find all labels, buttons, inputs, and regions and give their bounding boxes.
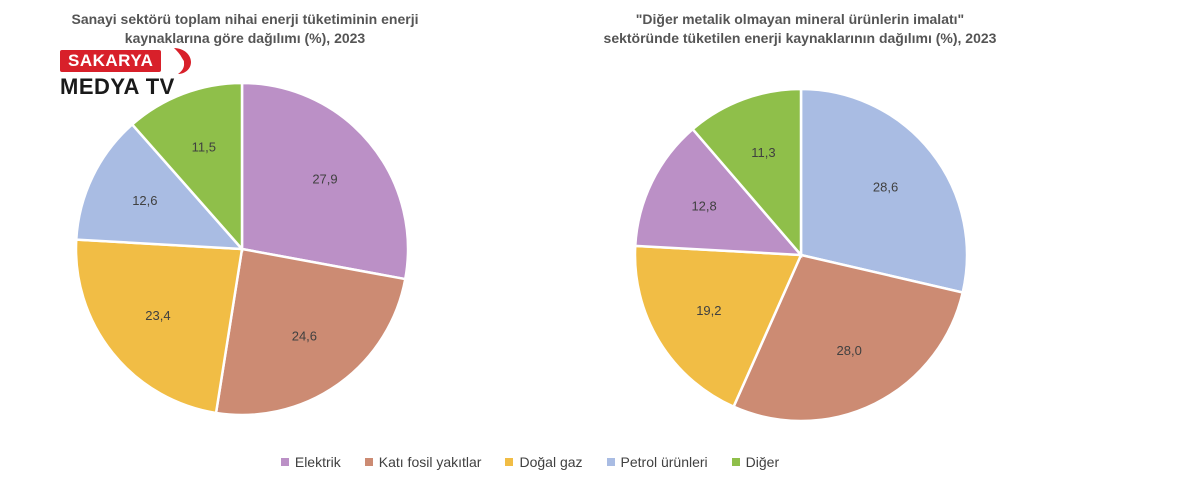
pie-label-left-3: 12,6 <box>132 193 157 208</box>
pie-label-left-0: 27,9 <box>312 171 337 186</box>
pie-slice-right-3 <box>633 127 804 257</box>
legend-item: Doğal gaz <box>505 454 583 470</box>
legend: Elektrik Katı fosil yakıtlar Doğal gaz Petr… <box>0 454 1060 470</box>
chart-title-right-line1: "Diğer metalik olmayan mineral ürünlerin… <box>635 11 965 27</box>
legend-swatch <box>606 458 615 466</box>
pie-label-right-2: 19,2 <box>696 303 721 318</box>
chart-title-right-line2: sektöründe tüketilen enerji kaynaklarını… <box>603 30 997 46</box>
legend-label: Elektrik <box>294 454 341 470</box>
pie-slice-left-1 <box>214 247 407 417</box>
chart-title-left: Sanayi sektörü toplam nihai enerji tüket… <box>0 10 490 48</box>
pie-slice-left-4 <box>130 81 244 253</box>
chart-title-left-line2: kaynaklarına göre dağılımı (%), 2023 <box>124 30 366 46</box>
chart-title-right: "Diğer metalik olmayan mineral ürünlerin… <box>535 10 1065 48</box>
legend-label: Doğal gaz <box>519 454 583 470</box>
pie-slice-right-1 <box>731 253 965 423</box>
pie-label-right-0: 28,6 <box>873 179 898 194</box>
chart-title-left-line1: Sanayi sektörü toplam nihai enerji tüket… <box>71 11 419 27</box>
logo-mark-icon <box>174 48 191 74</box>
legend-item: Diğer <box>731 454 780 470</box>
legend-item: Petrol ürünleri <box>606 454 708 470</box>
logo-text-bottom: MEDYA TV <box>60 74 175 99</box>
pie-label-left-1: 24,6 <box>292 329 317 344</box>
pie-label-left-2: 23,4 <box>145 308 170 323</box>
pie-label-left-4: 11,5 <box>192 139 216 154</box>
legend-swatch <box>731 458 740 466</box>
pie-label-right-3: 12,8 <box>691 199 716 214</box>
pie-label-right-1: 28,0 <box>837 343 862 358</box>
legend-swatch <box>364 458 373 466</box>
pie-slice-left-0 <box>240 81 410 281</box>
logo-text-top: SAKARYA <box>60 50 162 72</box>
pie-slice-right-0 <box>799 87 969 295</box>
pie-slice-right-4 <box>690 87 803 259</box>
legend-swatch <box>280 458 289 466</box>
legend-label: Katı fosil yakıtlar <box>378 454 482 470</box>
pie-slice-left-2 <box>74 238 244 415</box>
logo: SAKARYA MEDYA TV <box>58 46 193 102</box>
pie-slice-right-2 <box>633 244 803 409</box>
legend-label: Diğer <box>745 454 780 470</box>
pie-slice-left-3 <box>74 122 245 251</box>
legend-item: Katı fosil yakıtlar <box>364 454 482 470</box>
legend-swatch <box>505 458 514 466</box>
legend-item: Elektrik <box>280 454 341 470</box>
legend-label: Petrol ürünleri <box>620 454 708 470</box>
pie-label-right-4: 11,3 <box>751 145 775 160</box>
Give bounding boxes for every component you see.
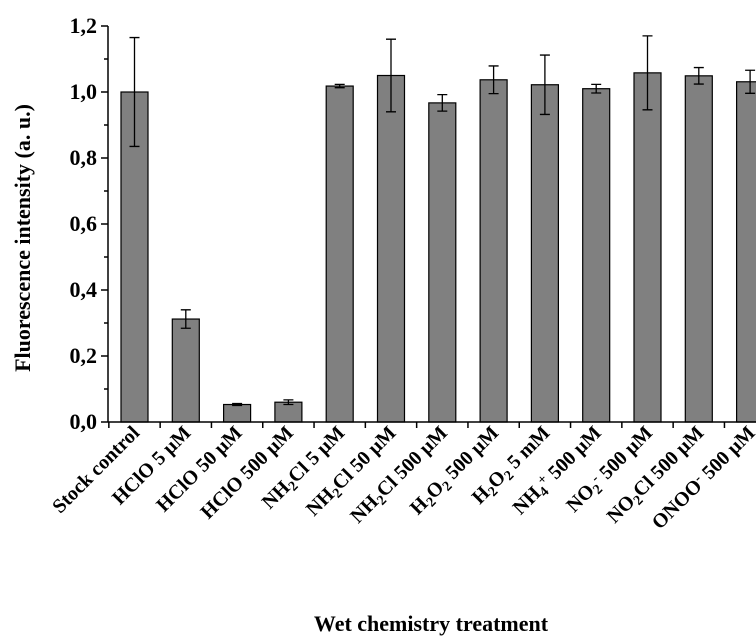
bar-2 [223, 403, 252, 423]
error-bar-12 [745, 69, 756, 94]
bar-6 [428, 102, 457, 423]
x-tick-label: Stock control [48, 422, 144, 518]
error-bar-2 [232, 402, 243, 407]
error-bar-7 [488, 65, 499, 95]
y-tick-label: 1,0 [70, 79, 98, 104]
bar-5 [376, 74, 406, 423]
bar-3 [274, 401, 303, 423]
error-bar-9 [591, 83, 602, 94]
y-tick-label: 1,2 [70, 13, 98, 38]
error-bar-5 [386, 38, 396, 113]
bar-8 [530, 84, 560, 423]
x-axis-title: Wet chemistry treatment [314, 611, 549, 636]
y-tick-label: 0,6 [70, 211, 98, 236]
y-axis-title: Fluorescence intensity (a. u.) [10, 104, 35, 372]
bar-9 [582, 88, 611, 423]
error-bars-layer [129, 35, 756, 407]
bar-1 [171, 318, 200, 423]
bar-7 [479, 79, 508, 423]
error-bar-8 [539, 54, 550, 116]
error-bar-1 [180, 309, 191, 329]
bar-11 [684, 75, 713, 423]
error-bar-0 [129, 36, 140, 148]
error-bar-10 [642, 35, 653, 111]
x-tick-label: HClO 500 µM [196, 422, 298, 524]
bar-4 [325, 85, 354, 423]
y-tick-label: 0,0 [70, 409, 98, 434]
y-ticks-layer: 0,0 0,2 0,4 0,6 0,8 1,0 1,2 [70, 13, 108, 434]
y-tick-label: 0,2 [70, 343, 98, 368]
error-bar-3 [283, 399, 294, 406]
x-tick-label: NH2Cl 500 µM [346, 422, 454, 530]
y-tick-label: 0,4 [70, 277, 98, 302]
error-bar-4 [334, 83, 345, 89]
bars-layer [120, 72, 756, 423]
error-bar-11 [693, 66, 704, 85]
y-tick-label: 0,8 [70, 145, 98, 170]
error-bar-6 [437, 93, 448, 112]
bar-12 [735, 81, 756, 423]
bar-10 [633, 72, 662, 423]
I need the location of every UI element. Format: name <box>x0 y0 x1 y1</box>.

■ ■ ■ ■ ■

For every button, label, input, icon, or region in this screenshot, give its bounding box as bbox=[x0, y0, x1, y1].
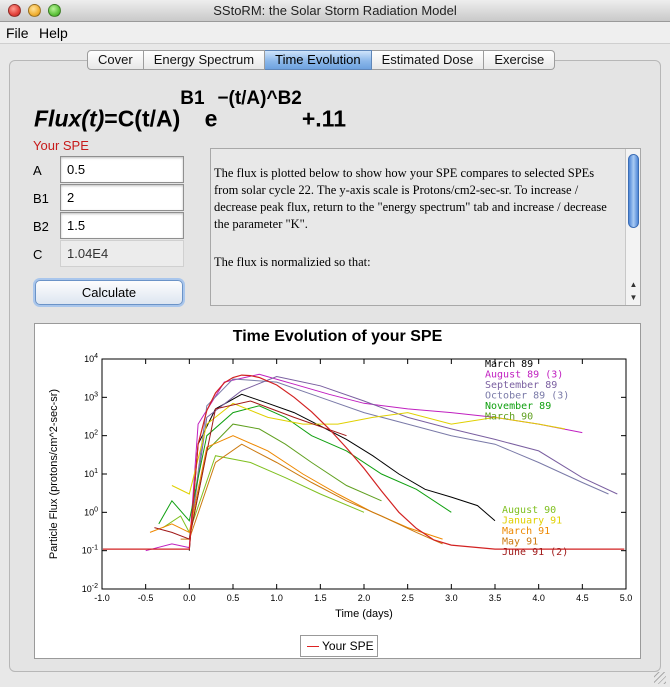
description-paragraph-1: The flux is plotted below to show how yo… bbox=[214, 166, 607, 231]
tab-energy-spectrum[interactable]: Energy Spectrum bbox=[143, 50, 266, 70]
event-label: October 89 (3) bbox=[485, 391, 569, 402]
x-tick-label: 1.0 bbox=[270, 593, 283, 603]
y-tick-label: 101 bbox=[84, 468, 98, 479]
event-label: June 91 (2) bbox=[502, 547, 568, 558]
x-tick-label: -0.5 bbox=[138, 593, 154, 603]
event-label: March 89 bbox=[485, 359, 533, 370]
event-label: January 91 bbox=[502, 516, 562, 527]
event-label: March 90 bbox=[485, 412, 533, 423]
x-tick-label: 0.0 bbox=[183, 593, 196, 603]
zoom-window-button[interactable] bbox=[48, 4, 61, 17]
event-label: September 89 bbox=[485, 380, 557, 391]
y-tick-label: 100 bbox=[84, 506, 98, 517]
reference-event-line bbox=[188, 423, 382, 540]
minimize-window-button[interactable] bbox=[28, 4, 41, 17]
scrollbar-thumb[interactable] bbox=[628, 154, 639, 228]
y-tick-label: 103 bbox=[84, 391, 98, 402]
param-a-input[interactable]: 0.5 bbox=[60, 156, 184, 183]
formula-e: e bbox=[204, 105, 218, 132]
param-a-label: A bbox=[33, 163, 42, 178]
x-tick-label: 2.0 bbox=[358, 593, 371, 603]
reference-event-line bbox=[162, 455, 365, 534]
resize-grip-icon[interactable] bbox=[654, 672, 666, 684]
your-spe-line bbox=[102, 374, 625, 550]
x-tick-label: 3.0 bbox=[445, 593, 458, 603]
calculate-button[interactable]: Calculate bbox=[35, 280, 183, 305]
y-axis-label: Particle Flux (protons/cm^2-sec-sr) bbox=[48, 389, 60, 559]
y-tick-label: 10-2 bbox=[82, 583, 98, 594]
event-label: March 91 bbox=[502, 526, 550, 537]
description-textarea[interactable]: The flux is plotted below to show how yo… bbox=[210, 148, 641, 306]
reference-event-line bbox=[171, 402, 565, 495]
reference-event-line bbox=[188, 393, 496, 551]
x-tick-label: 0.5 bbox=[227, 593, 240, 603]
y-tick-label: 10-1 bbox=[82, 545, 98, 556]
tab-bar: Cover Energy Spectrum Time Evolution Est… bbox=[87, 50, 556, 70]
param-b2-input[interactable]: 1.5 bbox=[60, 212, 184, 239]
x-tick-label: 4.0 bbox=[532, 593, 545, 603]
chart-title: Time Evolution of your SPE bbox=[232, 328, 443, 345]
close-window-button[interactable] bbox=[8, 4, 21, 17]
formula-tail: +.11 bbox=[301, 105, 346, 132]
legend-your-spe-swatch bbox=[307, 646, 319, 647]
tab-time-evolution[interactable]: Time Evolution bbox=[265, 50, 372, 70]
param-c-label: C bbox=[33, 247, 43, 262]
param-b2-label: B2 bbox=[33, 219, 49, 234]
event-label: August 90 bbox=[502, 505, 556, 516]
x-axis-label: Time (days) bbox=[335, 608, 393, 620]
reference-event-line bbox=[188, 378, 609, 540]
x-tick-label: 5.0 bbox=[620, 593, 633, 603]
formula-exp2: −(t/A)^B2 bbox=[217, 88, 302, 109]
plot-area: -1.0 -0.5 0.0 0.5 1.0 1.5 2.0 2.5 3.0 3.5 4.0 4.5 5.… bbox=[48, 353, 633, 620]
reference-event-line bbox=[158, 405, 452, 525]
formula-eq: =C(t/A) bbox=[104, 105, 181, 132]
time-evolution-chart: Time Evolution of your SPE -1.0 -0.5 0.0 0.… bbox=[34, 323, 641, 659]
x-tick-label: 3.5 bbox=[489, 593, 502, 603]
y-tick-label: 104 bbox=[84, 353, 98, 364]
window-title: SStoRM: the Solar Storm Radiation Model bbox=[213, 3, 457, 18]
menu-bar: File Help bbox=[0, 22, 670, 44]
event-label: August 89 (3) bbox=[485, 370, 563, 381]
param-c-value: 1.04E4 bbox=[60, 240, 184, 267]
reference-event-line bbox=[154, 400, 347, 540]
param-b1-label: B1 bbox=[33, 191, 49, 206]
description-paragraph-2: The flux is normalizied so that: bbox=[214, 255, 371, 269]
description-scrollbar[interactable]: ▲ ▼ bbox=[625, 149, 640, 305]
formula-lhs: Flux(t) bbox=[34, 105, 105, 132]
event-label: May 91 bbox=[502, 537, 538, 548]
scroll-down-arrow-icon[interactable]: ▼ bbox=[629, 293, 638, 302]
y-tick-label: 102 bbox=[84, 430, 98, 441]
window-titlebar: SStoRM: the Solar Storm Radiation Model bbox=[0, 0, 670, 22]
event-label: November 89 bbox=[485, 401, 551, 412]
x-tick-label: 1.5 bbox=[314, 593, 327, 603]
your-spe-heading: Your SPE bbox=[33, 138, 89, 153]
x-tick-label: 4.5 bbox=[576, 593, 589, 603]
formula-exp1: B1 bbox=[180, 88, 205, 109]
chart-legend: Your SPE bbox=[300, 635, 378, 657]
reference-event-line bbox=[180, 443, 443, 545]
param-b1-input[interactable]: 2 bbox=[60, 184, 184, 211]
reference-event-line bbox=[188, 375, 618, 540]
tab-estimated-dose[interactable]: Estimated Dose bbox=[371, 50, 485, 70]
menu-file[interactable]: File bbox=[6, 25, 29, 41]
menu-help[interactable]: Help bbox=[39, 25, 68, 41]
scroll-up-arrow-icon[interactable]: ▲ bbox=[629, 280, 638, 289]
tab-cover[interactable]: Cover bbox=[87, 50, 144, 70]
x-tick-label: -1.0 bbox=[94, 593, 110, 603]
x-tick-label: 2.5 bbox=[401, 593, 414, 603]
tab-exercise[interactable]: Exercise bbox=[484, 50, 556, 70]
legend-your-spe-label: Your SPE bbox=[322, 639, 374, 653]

■ ■ ■ ■ ■

● Exercise objective
Copy out the entries from the line with "pie-label-left-3: 12,6 <box>132" up to and including the line with "pie-slice-left-1 <box>214 247 407 417</box>", character for character.

● Finished exercise
pie-label-left-3: 12,6 <box>132 193 157 208</box>
pie-label-left-0: 27,9 <box>312 171 337 186</box>
pie-slice-right-3 <box>633 127 804 257</box>
legend-item: Doğal gaz <box>505 454 583 470</box>
legend: Elektrik Katı fosil yakıtlar Doğal gaz Petr… <box>0 454 1060 470</box>
chart-title-right-line1: "Diğer metalik olmayan mineral ürünlerin… <box>635 11 965 27</box>
legend-swatch <box>606 458 615 466</box>
pie-label-right-2: 19,2 <box>696 303 721 318</box>
chart-title-right-line2: sektöründe tüketilen enerji kaynaklarını… <box>603 30 997 46</box>
legend-label: Elektrik <box>294 454 341 470</box>
pie-slice-left-1 <box>214 247 407 417</box>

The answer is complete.